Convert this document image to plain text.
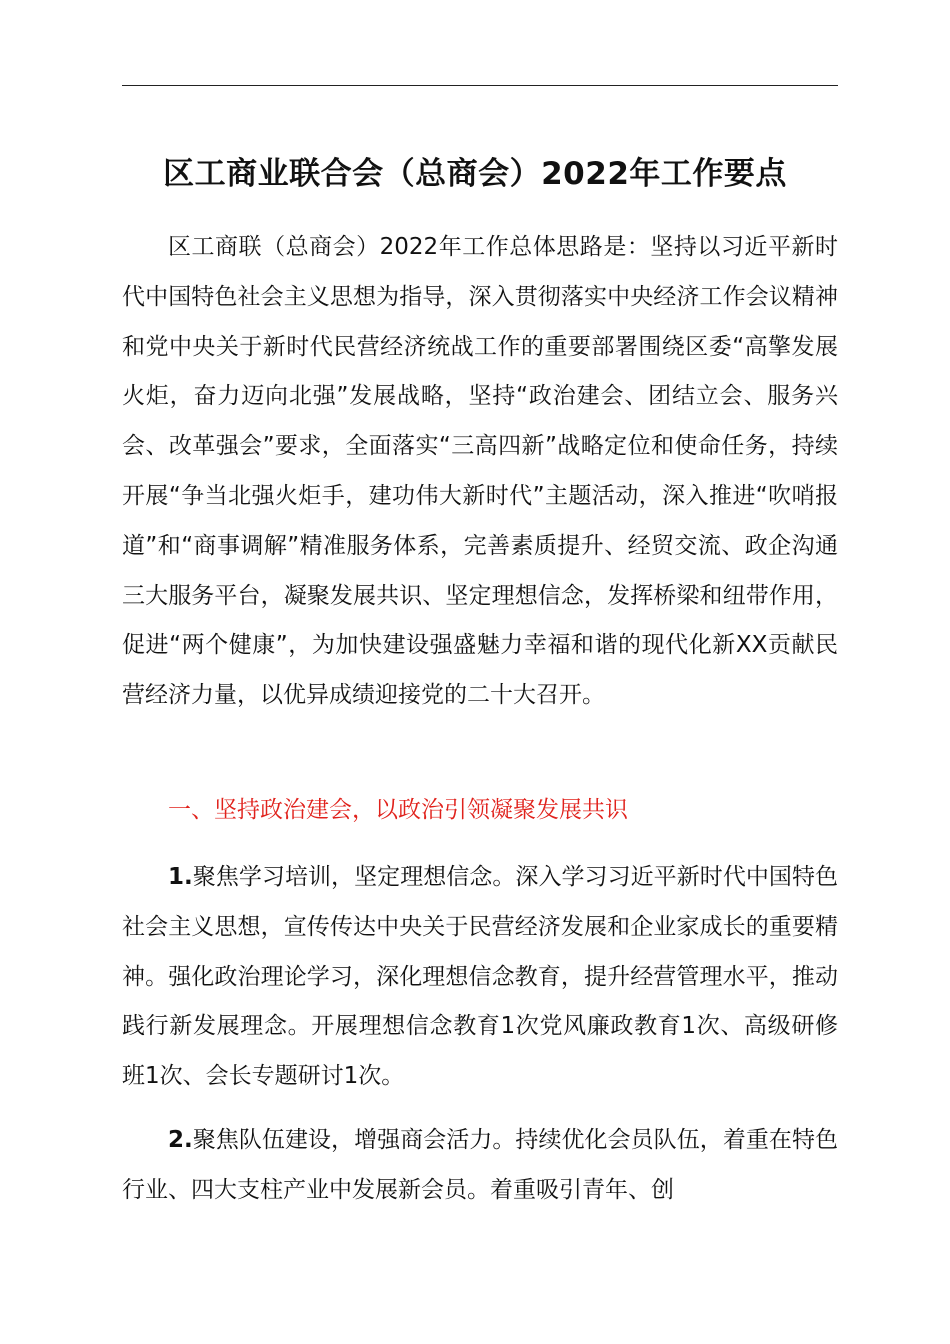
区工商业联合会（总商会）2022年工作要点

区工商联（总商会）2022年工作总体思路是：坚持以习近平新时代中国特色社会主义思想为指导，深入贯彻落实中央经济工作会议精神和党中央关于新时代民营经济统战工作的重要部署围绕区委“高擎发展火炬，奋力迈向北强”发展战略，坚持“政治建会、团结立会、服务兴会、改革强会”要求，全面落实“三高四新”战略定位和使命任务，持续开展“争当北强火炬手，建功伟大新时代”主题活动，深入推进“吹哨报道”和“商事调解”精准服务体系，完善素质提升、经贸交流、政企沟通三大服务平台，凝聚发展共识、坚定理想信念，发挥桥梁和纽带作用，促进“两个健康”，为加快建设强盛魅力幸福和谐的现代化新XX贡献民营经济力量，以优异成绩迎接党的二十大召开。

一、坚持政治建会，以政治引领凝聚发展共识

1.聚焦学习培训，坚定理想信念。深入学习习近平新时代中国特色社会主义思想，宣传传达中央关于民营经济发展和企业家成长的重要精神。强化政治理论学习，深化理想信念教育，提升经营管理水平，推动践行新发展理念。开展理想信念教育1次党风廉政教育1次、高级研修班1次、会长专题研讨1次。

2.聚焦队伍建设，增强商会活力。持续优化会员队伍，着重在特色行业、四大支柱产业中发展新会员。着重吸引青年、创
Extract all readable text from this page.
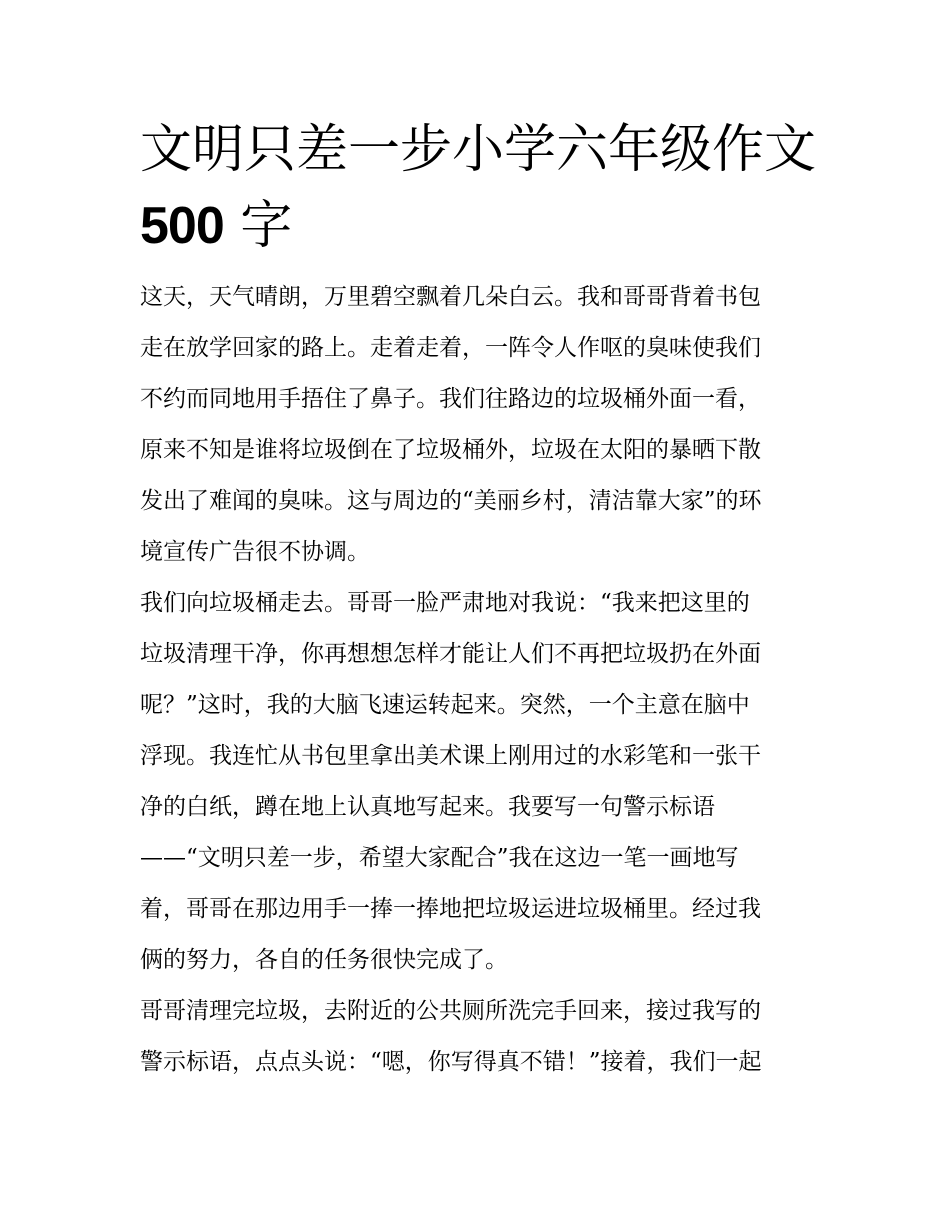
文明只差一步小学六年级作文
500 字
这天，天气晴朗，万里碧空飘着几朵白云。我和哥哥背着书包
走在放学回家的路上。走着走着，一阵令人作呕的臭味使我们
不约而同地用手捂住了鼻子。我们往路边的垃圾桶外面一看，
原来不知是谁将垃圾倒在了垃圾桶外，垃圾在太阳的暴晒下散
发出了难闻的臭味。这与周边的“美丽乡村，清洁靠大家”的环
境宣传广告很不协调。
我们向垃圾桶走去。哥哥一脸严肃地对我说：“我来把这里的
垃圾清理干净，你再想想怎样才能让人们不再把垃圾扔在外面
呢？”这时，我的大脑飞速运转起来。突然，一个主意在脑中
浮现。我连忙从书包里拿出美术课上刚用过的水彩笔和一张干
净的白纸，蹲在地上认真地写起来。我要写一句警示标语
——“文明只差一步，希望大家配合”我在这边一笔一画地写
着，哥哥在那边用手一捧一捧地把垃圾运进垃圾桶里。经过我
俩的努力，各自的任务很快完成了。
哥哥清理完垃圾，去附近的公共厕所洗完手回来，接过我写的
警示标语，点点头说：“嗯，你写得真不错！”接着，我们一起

···

- **What you are asked to do**: Select the lines in this material that hold the word "text", leaving none out.

- **Task result**:
Convert this document image to plain text.
Extract all readable text from this page.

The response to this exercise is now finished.